Adult women in Puerto Rico are contracting Zika at higher rates than men, according to the CDC's Morbidity and Mortality Weekly Report.
For the study, researchers examined 29,000 laboratory confirmed Zika cases on the island contracted since November 2015 — the start of the virus' outbreak in Puerto Rico. Of the cases, 18,384 (63 percent) occurred in females, which represents a pattern of infection comparable to what's been reported in Brazil and El Salvador. Differences in infection rates may relate to how the virus is transmitted sexually.
"Although male-to-female and female-to-male sexual transmission has been documented, data from Rio de Janeiro suggest that differences in infection rates between men and women might be explained by male-to-female sexual transmission," wrote the study's authors. "The relative contribution of sexual transmission of Zika virus to rates of Zika virus disease is only beginning to be explored, including relative risk of developing disease in men and women, and through sexual transmission versus mosquito-borne transmission."
In addition to microcephaly, a neurological birth defect characterized by babies born with abnormally small heads, Zika can cause a host of other developmental problems and birth defects in children born to women infected with the virus while pregnant.
As of Nov. 3, the CDC has reported 1,057 cases of Zika in pregnant women in U.S. states and 2,357 in U.S. territories.

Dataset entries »
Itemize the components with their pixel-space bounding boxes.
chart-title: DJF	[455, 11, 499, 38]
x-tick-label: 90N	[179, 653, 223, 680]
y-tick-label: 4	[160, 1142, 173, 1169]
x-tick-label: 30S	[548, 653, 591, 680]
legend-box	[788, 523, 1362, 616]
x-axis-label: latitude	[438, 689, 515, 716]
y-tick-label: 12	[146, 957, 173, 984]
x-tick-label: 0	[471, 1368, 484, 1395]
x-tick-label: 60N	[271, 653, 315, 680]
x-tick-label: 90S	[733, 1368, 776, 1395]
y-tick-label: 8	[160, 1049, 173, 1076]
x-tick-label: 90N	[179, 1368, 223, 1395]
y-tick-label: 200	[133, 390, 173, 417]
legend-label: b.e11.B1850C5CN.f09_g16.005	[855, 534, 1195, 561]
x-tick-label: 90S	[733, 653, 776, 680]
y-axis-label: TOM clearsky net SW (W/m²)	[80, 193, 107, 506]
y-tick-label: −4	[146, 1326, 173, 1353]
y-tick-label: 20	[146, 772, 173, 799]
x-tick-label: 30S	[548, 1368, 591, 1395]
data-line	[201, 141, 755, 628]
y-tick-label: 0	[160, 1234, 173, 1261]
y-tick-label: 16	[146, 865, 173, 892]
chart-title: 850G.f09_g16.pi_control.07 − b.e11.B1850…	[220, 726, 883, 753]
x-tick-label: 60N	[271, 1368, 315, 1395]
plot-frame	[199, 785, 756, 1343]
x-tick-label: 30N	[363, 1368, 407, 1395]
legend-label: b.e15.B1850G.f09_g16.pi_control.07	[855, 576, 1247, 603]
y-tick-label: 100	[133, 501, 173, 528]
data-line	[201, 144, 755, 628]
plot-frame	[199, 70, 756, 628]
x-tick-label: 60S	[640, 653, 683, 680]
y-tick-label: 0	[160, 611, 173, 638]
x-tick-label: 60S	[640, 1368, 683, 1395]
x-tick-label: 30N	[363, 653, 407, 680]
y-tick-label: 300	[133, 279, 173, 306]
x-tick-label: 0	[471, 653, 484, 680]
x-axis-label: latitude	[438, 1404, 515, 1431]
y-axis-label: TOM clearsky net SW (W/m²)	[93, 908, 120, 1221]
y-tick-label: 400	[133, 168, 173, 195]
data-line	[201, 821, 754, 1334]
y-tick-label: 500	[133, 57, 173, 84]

Work instruction » According to the article on Zika in Puerto Rico, how many of the laboratory-confirmed cases occurred in females? These rows have no connection to the article on Zika infection rates in Puerto Rico.

Task result » 18,384 cases, or 63 percent, occurred in females.